Gonse n’eut pas un doute[1], (ou feignit de n’en pas avoir). Et l’étonnante opportunité de cette trouvaille ne le surprit pas, à la veille de l’interpellation Castelin, à cette heure critique où Billot, troublé par les discours de Picquart, hésitait à marcher. Maintenant, il va marcher et du bon pas[2] !

Au contraire, Gonse vit dans cet étonnant hasard une preuve qu’il y a une Providence pour les braves gens. Enfin, le nom du Juif, et en toutes lettres, paraît dans un billet de Panizzardi à Schwarzkoppen[3] ! Avec quel soin ils avaient, l’un et l’autre, évité jusque-là de l’écrire ! Quel trouble est le leur pour qu’ils commettent cette imprudence ! Et, du même coup, ils avouent ce que Boisdeffre, Mercier, dans leur sagesse, ont toujours soutenu : que l’Italien a servi d’intermédiaire à Dreyfus près de l’Allemand et que, tous deux, l’Allemand, l’Italien, ont menti à leurs Gouvernements respectifs ! C’est ce que Boisdeffre disait encore, l’autre jour, à Picquart, pendant leur promenade[4], et, surtout, à Billot[5].

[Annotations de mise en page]
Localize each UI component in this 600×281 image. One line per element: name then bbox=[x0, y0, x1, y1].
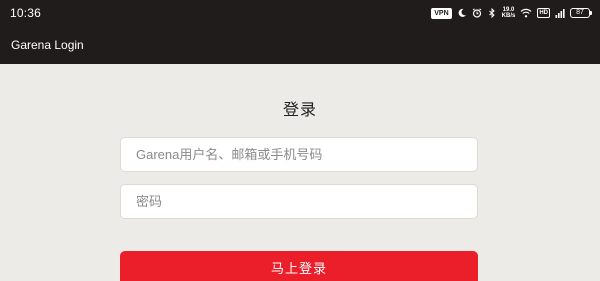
app-bar: Garena Login bbox=[0, 26, 600, 64]
login-heading: 登录 bbox=[282, 102, 317, 119]
hd-badge: HD bbox=[537, 8, 550, 18]
username-input[interactable] bbox=[120, 137, 478, 172]
network-speed: 19.0 KB/s bbox=[502, 7, 516, 19]
moon-icon bbox=[458, 8, 466, 17]
bluetooth-icon bbox=[488, 8, 495, 18]
status-icons: VPN 19.0 KB/s HD 87 bbox=[431, 5, 592, 21]
alarm-icon bbox=[472, 8, 481, 18]
password-input[interactable] bbox=[120, 184, 478, 219]
wifi-icon bbox=[520, 8, 532, 18]
app-title: Garena Login bbox=[11, 38, 84, 52]
vpn-badge: VPN bbox=[431, 7, 452, 19]
login-form: 登录 马上登录 bbox=[0, 64, 600, 281]
login-button[interactable]: 马上登录 bbox=[120, 251, 478, 281]
signal-icon bbox=[555, 9, 565, 18]
battery-indicator: 87 bbox=[570, 8, 592, 18]
status-time: 10:36 bbox=[10, 6, 42, 20]
status-bar: 10:36 VPN 19.0 KB/s HD 87 bbox=[0, 0, 600, 26]
speed-unit: KB/s bbox=[501, 13, 516, 19]
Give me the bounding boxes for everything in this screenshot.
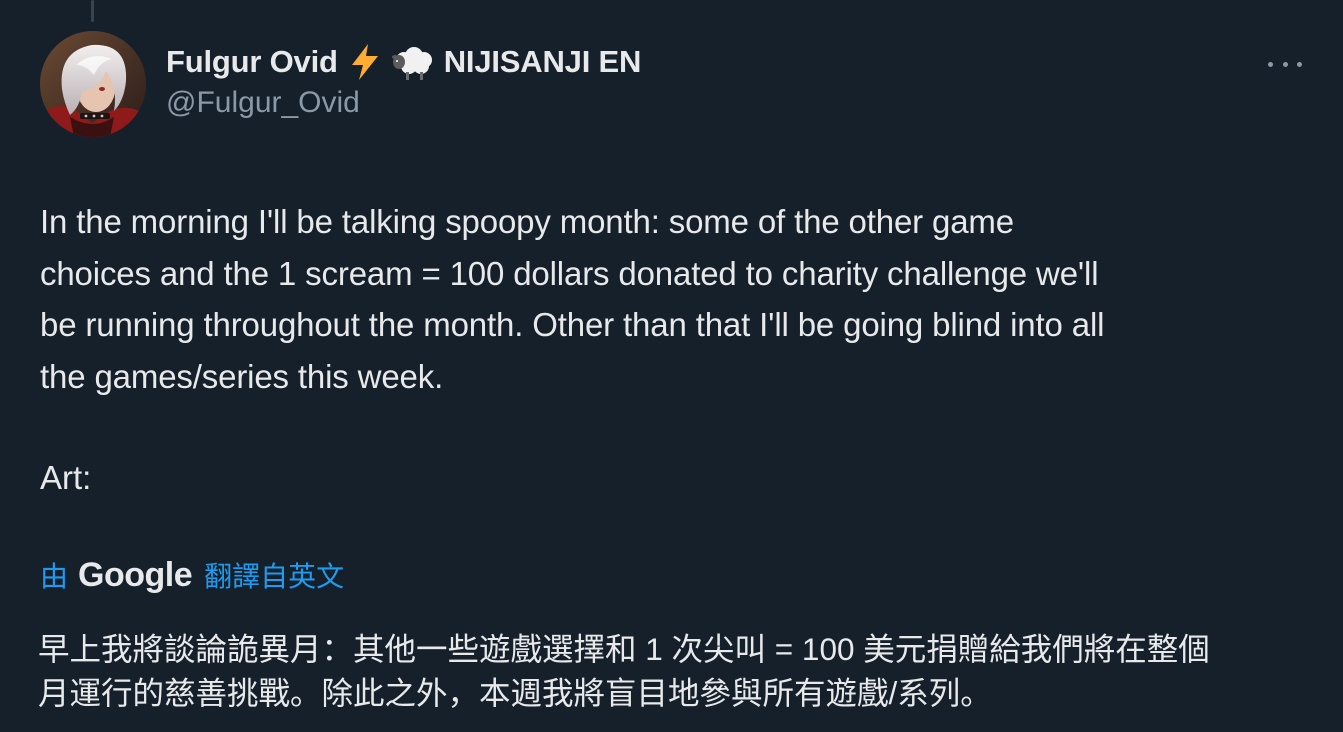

**Travail à faire**:
1 – Reproduisez le passage de l'extrait sur Gonse qui commence à « Au contraire, Gonse » et se termine à « surtout, à Billot[5]. ».
2 – D'après l'extrait sur Gonse, pourquoi la trouvaille tombe-t-elle à un moment si opportun ? Répondez en une à trois phrases.
3 – Reprenez l'extrait sur Gonse là où il s'interrompt et poursuivez-le.
Il n'est pas nécessaire de consulter les entrées.

**Réponses proposées**:
1 –
Au contraire, Gonse vit dans cet étonnant hasard une preuve qu’il y a une Providence pour les braves gens. Enfin, le nom du Juif, et en toutes lettres, paraît dans un billet de Panizzardi à Schwarzkoppen[3] ! Avec quel soin ils avaient, l’un et l’autre, évité jusque-là de l’écrire ! Quel trouble est le leur pour qu’ils commettent cette imprudence ! Et, du même coup, ils avouent ce que Boisdeffre, Mercier, dans leur sagesse, ont toujours soutenu : que l’Italien a servi d’intermédiaire à Dreyfus près de l’Allemand et que, tous deux, l’Allemand, l’Italien, ont menti à leurs Gouvernements respectifs ! C’est ce que Boisdeffre disait encore, l’autre jour, à Picquart, pendant leur promenade[4], et, surtout, à Billot[5].

2 – Elle survient à la veille de l'interpellation Castelin, à une heure critique où Billot, troublé par les discours de Picquart, hésitait à marcher. Désormais, il va marcher, et du bon pas.

3 –
Ou si Gonse ne fit pas ce raisonnement imbécile, s’il ne fut pas la dupe d’Henry, c’est qu’il fut son complice, ayant combiné avec lui l’imposture, ou soupçonnant le faux et s’en taisant[6].

  1. Cass., I, 263, Boisdeffre : « L’authenticité de la pièce ne faisait pas de doute ; elle ne souleva aucun doute. »
  2. Cass., I, 337, Barthou : « J’ai l’impression que le faux Henry a été fabriqué pour dissiper les doutes du général Billot. »
  3. Cass., I, 24, Cavaignac : « Henry a été amené, par une perversion morale, à créer un papier qui pût établir à lui seul la culpabilité de Dreyfus. »
  4. Cass., I, 171, Picquart : « J’en déduisis que le général avait dû parler devant Henry, qui en avait fait son profit. »
  5. Cass., I, 251, Gonse ; Rennes, I, 449, Picquart.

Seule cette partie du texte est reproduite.